Ausgewählter Auszug:
*-*-*

Die Nachricht: Die Kuh gibt drei Liter mehr Milch ist für den Bauern eine gute Nachricht, für den Bürger, der sich um die genügende Selbstversorgung sorgen mag, vielleicht auch. Der Tierschützer vermutet dahinter wohl eher mehr Leid fürs Tier und eine denaturalisierte Tierhaltung.

Ein Rekordergebnis für die deutsche Autoindustrie ist eine Positivmeldung für die Volkswirtschaft, nicht aber so unbedingt für die Klimaziele der Regierung. Umgekehrt erscheint uns die Einbusse des Prestiges, ein Auto zu besitzen, unter jungen Leuten ein Hoffnungsschimmer für eine urbane Mobilität, die mehr auf öV und Carsharing setzt. Die Autobauer dürften dies wiederum nicht so toll finden. Es ist also häufig echt schwierig, und setzt man den Hebel ein wenig über dem Boden an, scheint Vieles durchs Raster zu fallen und die vermeintlich so positive Nachricht bekommt einen faden Beigeschmack.

Es kommt noch dicker:
Selbstverständlich gehörten in dieses Dossier, hätte es dieses schon zu Beginn des Jahres gegeben, viele Nachrichten über die erstaunlichen Entwicklungen im arabischen Frühling, ganz bestimmt auch zur ägyptischen Revolution. Wie sehr viel nüchterner sich die Situation ein paar Monate später doch darstellen kann… Liest man ein solches Dossier also ein paar Monate später, so wird man sich auch zerschlagener Hoffnungen neu bewusst. Nur: Dies würde auch für so manche Hiobsbotschaft gelten, die sich im Nachhinein als nicht ganz so gravierend heraus gestellt hat. Nur ist da das nächste Grossproblem ganz bestimmt schon auf der (politischen) Agenda und in allen Nachrichten.

*-*-*

Datenzeilen:

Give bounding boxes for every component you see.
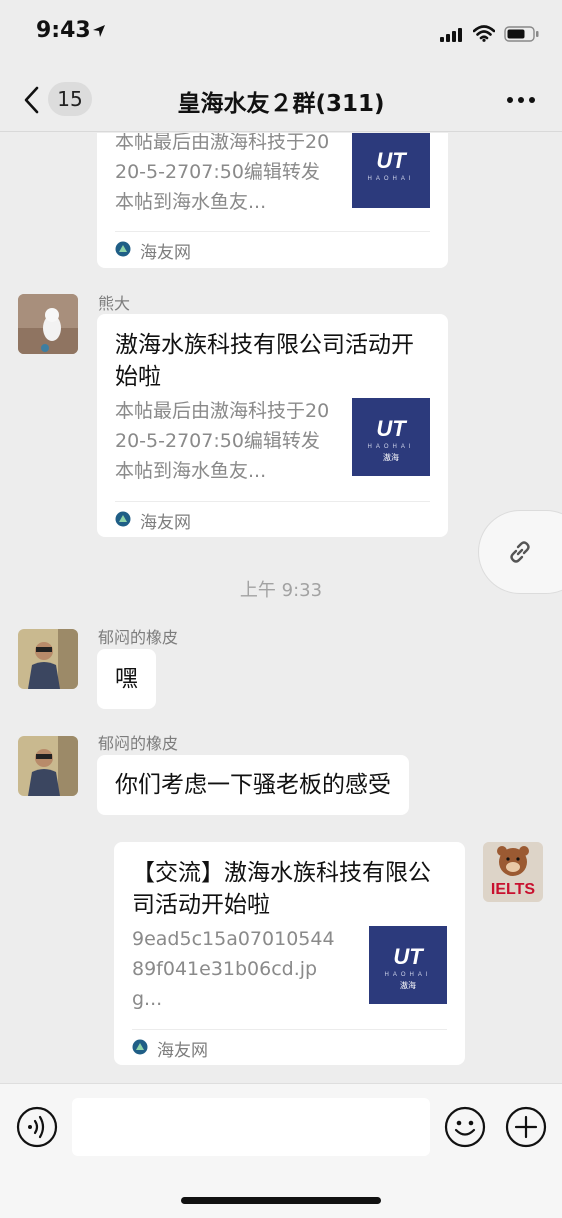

*-*-*

Ihre Aufgabe:
Schreiben Sie aus dem Auszug über gute und schlechte Nachrichten die Passage zwischen „Die Nachricht: Die“ und „eine denaturalisierte Tierhaltung.“, beide Stellen eingeschlossen, wortgetreu ab.

Richtige Antwort:
Die Nachricht: Die Kuh gibt drei Liter mehr Milch ist für den Bauern eine gute Nachricht, für den Bürger, der sich um die genügende Selbstversorgung sorgen mag, vielleicht auch. Der Tierschützer vermutet dahinter wohl eher mehr Leid fürs Tier und eine denaturalisierte Tierhaltung.